_WHAT IS REQUIRED:_ From the parabola problem and its hint, return word for word the passage that begins with the words containing "Hint: Use application" and ends with "get a solution.".

___ SOURCE TEXT ___

Question

Through the vertex O of the parabola ${{y}^{2}}=4ax$ two chords OP & OQ are drawn and the circles on OP & OP as diameters intersect in R. If ${{\theta }_{1}},{{\theta }_{2}}\And \phi $ are the angles made with the axis by the tangents at P & Q on the parabola & by OR then the value of, $\cot {{\theta }_{1}}+\cot {{\theta }_{2}}=$
A. $-2\tan \phi $
B. $-2\tan \left( \pi -\phi \right)$
C. 0
D. $2\cot \phi $

Answer 1

Hint: Use application of derivative to find slope of tangents through P and Q. Equation of common chord of two circles ${{S}_{1}}$ and ${{S}_{2}}$ can be given by relation ${{S}_{1}}-{{S}_{2}}=0$. Eliminate extra variables to get a solution.

___ GIVEN RECORDS ___

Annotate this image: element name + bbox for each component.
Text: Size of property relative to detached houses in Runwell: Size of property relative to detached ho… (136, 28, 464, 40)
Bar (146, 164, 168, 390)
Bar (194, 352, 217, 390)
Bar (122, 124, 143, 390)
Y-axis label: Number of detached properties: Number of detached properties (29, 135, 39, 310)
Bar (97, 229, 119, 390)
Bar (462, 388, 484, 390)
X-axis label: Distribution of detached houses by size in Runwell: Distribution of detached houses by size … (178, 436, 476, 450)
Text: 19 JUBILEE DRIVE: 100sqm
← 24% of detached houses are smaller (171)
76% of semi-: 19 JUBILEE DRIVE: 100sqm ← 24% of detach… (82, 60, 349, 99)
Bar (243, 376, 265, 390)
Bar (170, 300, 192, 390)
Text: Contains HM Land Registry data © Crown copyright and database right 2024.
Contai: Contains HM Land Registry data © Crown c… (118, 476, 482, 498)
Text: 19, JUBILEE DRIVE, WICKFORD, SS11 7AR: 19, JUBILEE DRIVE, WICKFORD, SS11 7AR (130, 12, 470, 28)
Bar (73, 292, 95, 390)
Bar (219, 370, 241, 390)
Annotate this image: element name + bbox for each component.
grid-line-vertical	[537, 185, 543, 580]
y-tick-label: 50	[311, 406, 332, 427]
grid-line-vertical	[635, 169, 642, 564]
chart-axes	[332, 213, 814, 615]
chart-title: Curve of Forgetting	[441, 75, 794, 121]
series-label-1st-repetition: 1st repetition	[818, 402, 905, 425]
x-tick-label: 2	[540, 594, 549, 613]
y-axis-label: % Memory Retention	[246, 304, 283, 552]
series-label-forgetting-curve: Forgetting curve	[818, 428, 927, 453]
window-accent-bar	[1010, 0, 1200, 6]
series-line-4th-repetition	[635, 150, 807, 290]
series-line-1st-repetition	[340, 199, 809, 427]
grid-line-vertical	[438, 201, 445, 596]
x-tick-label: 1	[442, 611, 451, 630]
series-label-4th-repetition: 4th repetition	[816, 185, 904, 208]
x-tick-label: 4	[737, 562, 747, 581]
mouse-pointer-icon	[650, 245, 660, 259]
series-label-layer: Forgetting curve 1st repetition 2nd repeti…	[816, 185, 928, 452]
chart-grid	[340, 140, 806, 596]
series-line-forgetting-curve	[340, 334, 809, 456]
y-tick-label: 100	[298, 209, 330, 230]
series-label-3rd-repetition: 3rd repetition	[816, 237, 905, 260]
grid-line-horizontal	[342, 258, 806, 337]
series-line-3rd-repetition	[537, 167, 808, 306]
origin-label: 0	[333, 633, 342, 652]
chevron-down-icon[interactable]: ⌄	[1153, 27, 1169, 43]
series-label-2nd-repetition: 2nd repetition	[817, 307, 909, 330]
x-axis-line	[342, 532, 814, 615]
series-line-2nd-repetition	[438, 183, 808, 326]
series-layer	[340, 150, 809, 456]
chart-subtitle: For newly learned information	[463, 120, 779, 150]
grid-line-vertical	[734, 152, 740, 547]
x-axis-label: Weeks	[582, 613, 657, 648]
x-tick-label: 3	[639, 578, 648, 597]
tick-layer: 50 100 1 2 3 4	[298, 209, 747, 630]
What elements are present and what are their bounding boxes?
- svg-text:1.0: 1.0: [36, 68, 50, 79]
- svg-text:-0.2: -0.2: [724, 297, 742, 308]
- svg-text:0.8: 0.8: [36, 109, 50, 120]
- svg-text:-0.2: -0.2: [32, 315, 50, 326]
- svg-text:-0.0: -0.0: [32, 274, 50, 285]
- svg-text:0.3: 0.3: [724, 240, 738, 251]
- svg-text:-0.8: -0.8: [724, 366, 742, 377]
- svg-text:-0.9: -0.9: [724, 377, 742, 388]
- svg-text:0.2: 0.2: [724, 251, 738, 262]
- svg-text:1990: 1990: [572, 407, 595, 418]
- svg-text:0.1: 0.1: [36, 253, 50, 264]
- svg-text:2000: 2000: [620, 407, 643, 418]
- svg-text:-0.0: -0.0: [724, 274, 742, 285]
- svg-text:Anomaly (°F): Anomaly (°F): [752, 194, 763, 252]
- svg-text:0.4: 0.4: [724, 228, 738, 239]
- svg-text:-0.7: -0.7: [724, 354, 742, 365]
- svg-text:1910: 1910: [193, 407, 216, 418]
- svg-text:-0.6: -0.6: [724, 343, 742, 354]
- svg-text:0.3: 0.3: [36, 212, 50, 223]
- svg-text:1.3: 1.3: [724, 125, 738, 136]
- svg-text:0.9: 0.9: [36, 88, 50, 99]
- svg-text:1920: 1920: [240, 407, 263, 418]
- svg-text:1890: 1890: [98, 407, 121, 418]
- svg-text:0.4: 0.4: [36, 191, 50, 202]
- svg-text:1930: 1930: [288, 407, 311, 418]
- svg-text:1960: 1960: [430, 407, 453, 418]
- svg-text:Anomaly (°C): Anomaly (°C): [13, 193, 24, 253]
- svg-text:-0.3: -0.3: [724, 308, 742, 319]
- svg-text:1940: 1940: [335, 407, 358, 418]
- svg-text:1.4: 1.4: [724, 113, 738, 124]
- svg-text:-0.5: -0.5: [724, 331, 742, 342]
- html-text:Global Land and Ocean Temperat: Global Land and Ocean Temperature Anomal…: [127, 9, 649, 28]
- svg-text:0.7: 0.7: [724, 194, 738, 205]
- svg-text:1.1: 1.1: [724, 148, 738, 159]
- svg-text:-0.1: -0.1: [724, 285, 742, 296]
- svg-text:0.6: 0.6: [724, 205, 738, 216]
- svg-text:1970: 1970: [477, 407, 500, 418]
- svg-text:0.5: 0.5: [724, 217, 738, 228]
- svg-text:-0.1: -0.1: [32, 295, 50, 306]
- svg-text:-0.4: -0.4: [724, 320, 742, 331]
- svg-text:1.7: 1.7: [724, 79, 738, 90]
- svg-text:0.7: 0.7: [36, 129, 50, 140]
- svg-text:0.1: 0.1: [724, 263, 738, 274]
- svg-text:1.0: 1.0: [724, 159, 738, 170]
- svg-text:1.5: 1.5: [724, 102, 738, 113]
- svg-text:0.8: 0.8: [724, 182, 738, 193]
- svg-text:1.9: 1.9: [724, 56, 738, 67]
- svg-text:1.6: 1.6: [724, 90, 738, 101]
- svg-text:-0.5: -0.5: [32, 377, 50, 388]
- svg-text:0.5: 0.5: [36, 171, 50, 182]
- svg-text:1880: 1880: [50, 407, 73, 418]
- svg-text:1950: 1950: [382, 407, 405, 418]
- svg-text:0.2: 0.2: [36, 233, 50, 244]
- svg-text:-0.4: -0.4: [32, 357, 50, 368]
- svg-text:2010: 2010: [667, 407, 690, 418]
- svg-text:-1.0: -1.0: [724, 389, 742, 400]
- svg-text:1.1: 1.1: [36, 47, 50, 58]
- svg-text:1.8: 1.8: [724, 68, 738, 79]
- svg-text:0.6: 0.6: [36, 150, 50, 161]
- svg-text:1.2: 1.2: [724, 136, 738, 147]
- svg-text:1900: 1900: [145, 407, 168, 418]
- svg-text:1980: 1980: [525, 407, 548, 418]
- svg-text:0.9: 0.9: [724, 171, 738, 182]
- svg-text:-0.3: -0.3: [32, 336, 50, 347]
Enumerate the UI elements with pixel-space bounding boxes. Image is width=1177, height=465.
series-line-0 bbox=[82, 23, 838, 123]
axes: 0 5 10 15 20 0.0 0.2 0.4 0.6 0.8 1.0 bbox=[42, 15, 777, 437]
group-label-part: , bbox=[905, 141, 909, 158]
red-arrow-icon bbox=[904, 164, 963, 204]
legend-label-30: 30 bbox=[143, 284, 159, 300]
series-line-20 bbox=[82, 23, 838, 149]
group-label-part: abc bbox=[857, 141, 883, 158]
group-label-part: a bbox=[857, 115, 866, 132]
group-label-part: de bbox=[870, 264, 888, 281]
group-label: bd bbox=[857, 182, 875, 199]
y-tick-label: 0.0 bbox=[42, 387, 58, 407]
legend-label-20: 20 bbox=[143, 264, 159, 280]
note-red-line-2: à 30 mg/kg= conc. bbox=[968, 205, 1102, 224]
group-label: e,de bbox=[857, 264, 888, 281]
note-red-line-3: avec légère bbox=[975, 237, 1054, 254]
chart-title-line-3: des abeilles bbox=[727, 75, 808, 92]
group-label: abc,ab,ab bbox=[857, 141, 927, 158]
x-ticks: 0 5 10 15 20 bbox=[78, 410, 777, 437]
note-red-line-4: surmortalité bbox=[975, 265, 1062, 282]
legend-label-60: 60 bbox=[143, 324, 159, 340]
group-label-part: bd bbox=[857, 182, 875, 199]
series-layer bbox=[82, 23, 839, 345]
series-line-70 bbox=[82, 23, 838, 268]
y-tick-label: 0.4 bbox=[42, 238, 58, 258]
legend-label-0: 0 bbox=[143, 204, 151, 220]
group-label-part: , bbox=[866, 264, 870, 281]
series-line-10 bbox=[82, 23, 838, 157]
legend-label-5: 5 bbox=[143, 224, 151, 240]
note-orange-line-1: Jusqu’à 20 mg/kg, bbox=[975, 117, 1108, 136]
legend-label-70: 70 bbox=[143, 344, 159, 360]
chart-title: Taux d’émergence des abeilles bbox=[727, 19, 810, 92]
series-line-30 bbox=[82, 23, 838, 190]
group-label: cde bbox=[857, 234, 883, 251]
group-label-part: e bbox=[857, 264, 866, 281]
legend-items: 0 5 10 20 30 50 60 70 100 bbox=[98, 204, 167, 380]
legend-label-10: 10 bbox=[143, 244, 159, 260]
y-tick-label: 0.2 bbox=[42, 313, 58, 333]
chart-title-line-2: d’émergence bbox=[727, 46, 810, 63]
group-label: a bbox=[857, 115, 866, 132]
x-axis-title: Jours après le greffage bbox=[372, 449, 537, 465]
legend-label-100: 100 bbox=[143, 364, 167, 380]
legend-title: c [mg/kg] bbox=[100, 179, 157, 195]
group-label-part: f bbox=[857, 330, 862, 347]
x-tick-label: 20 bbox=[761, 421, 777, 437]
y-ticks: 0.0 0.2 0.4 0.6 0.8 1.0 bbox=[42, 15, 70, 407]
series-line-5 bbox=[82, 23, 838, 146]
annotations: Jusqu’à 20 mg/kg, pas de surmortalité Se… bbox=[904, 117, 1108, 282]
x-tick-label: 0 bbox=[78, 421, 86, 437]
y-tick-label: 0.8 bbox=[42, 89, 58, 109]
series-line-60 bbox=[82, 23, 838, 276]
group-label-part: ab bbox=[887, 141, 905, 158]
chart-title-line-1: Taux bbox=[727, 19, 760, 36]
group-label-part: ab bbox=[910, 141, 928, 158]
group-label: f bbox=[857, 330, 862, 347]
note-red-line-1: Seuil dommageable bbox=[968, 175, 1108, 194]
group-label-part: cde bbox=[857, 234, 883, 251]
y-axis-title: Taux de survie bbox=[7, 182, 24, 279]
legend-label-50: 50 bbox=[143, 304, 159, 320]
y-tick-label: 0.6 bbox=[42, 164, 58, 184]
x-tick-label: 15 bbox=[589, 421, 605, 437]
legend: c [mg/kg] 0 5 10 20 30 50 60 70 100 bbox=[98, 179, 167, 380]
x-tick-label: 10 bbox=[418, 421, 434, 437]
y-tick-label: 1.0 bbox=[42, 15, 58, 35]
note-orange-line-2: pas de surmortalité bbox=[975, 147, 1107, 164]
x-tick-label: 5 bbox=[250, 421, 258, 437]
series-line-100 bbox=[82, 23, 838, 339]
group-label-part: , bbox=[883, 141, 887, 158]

___

_SOLUTION BELOW:_
Hint: Use application of derivative to find slope of tangents through P and Q. Equation of common chord of two circles ${{S}_{1}}$ and ${{S}_{2}}$ can be given by relation ${{S}_{1}}-{{S}_{2}}=0$. Eliminate extra variables to get a solution.